#### [Exercise details]
Output the records exactly. Include every line.

Records from a data source:
○ ○ ○ ○ ○ ○ ○

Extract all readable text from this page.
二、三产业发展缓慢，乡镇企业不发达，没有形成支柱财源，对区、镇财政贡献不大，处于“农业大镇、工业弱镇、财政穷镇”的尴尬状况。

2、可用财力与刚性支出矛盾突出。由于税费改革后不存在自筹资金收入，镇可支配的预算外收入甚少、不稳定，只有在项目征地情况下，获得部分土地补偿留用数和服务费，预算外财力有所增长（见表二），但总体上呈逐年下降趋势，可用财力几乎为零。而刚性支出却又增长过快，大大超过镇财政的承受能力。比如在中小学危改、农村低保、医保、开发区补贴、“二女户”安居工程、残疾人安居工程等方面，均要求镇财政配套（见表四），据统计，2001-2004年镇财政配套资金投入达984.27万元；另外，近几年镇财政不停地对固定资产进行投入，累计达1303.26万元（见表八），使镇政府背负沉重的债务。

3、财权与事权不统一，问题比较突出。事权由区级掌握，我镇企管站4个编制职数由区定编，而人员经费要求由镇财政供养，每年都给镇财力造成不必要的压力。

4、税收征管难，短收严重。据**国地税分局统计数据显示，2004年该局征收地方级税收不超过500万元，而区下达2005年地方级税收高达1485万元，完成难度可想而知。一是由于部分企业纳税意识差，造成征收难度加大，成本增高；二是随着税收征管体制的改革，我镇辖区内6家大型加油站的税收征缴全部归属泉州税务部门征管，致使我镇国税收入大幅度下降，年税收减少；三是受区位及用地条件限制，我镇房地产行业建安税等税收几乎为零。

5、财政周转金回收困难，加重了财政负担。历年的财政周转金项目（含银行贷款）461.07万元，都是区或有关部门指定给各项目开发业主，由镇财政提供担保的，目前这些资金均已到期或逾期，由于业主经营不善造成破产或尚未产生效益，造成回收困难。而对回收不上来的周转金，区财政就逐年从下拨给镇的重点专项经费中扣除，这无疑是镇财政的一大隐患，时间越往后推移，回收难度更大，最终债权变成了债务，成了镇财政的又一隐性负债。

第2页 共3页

○ ○ ○ ○ ○ ○ ○

#### [Written reply]
Extract all readable text from this page.
二、三产业发展缓慢，乡镇企业不发达，没有形成支柱财源，对区、镇财政贡献不大，处于“农业大镇、工业弱镇、财政穷镇”的尴尬状况。

2、可用财力与刚性支出矛盾突出。由于税费改革后不存在自筹资金收入，镇可支配的预算外收入甚少、不稳定，只有在项目征地情况下，获得部分土地补偿留用数和服务费，预算外财力有所增长（见表二），但总体上呈逐年下降趋势，可用财力几乎为零。而刚性支出却又增长过快，大大超过镇财政的承受能力。比如在中小学危改、农村低保、医保、开发区补贴、“二女户”安居工程、残疾人安居工程等方面，均要求镇财政配套（见表四），据统计，2001-2004年镇财政配套资金投入达984.27万元；另外，近几年镇财政不停地对固定资产进行投入，累计达1303.26万元（见表八），使镇政府背负沉重的债务。

3、财权与事权不统一，问题比较突出。事权由区级掌握，我镇企管站4个编制职数由区定编，而人员经费要求由镇财政供养，每年都给镇财力造成不必要的压力。

4、税收征管难，短收严重。据**国地税分局统计数据显示，2004年该局征收地方级税收不超过500万元，而区下达2005年地方级税收高达1485万元，完成难度可想而知。一是由于部分企业纳税意识差，造成征收难度加大，成本增高；二是随着税收征管体制的改革，我镇辖区内6家大型加油站的税收征缴全部归属泉州税务部门征管，致使我镇国税收入大幅度下降，年税收减少；三是受区位及用地条件限制，我镇房地产行业建安税等税收几乎为零。

5、财政周转金回收困难，加重了财政负担。历年的财政周转金项目（含银行贷款）461.07万元，都是区或有关部门指定给各项目开发业主，由镇财政提供担保的，目前这些资金均已到期或逾期，由于业主经营不善造成破产或尚未产生效益，造成回收困难。而对回收不上来的周转金，区财政就逐年从下拨给镇的重点专项经费中扣除，这无疑是镇财政的一大隐患，时间越往后推移，回收难度更大，最终债权变成了债务，成了镇财政的又一隐性负债。

第2页 共3页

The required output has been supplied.